Request: Output the data below in full, byte for byte. Nothing may differ.

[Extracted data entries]
_____

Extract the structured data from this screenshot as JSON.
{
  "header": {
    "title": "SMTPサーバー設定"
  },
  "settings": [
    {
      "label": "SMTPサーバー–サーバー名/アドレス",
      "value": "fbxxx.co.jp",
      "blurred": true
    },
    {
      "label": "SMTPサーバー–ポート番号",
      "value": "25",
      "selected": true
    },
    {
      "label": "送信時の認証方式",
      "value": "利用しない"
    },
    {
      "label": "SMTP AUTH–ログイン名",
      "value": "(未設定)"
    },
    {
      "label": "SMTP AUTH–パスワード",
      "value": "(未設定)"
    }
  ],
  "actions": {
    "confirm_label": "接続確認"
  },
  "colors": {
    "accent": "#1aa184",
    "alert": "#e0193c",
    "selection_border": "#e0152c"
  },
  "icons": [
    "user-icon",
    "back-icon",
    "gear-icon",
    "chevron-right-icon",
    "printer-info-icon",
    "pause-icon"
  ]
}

_____

Completed task:
Extract the structured data from this screenshot as JSON.
{
  "header": {
    "title": "SMTPサーバー設定"
  },
  "settings": [
    {
      "label": "SMTPサーバー–サーバー名/アドレス",
      "value": "fbxxx.co.jp",
      "blurred": true
    },
    {
      "label": "SMTPサーバー–ポート番号",
      "value": "25",
      "selected": true
    },
    {
      "label": "送信時の認証方式",
      "value": "利用しない"
    },
    {
      "label": "SMTP AUTH–ログイン名",
      "value": "(未設定)"
    },
    {
      "label": "SMTP AUTH–パスワード",
      "value": "(未設定)"
    }
  ],
  "actions": {
    "confirm_label": "接続確認"
  },
  "colors": {
    "accent": "#1aa184",
    "alert": "#e0193c",
    "selection_border": "#e0152c"
  },
  "icons": [
    "user-icon",
    "back-icon",
    "gear-icon",
    "chevron-right-icon",
    "printer-info-icon",
    "pause-icon"
  ]
}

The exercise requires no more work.